* _GOALS_:
A) Answer these questions from the excerpt on ranking of debts, one line each:
(i) Which Category has precedence over all other Categories?
(ii) What happens to the debts in a Category if the amount is insufficient to meet them?
(iii) According to the learned Additional Advocate-General, what does the Provident Fund continue to be even after the amendment?
B) Reproduce the excerpt on ranking of debts word for word, from "Provided also that" up to and including "would be discharged.".
C) Decide whether each statement agrees with the excerpt on ranking of debts, answering yes or no and quoting the words that settle it:
(i) Category (ii) has precedence over Category (iii).
(ii) Debts within the same Category are paid according to the order in which they arose.
(iii) The learned Additional Advocate-General accepts the interpretation put forward by the learned counsel for petitioner.

* _EXCERPTED TEXT_:
□ □ □

Provided that the cases covered under Category (i) shall have precedence over all other Categories, Category (ii) shall have precedence over Category (iii) and (iv) and Category (iii) shall have precedence over Category (iv);

Provided further that the debts specified in each of the Categories shall rank equally and be paid in full, but in the event of the amount being insufficient to meet such debts, they shall abate in equal proportions and be paid accordingly;

Provided also that the question of discharging any liability with regard to a debt specified in a lower Category shall arise only if a surplus fund is left ater meeting all the liabilities specified in the immediately higher Category.”

4. According to the learned counsel for petitioner, the last proviso lays down that the question of discharging any liability with regard to a debt specified in a lower category should arise only after surplus fund is left after meeting all the liabilities specified in the higher categories therefore, he would contend that after all the debts mentioned in Section 9 are discharged, then the liability with regard to the Provident Fund would be discharged.

5. The learned Additional Advocate-General submits that, that is not the correct interpretation of the provision. He submits that this Section creates four categories which is clear from the first proviso. First category comprises of (i) All expenses incurred for preservation and protection of the assets, (ii)(a) dues payable to workmen and employees, then (b) and (c). This (c) relates to Provident Fund and some other funds. He submits that category (i) comprises of (a), (b) and (c) and category (i) has the priority over all other categories. Therefore even after the amendment, the Provident Fund continues to be first charge.

□ □ □

* _LISTED RECORDS_:
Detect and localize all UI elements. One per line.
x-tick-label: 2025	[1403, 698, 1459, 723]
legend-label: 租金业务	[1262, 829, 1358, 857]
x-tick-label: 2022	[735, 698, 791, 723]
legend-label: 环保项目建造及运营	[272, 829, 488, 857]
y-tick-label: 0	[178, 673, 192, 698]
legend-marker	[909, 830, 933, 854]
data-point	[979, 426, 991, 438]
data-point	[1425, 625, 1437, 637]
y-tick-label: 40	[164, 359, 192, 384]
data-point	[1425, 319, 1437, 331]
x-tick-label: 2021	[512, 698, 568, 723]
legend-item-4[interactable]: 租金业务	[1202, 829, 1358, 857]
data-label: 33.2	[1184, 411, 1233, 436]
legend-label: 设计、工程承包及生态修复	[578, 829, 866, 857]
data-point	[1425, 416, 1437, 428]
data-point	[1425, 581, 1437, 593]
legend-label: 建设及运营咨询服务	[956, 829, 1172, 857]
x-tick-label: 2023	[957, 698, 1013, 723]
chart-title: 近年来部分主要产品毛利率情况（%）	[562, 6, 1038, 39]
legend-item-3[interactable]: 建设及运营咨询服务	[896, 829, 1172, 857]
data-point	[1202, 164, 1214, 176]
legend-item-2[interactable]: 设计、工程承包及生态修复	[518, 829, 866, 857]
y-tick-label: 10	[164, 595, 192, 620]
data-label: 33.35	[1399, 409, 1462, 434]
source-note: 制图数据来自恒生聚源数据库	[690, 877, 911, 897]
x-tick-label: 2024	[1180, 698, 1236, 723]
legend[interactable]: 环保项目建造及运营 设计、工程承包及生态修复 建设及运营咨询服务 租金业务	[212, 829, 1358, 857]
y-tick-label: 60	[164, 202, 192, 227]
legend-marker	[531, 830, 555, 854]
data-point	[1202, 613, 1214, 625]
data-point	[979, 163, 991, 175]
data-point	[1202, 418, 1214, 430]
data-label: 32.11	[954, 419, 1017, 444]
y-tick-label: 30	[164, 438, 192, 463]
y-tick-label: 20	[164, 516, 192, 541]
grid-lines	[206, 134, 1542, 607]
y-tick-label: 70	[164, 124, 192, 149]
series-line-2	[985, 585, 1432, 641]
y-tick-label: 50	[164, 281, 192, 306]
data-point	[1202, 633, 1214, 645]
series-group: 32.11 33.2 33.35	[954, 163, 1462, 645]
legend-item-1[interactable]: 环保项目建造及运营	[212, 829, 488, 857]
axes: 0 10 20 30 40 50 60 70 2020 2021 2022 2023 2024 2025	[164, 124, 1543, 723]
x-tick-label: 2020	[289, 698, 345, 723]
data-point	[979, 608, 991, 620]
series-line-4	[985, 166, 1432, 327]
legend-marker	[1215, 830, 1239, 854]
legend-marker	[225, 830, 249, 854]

□ □ □

* _RESULTS OF THE TASKS_:
A)
(i) Category (i).
(ii) They abate in equal proportions and are paid accordingly.
(iii) First charge.

B)
Provided also that the question of discharging any liability with regard to a debt specified in a lower Category shall arise only if a surplus fund is left ater meeting all the liabilities specified in the immediately higher Category.”

4. According to the learned counsel for petitioner, the last proviso lays down that the question of discharging any liability with regard to a debt specified in a lower category should arise only after surplus fund is left after meeting all the liabilities specified in the higher categories therefore, he would contend that after all the debts mentioned in Section 9 are discharged, then the liability with regard to the Provident Fund would be discharged.

C)
(i) Yes: "Category (ii) shall have precedence over Category (iii) and (iv)"
(ii) No: "the debts specified in each of the Categories shall rank equally and be paid in full"
(iii) No: "that is not the correct interpretation of the provision"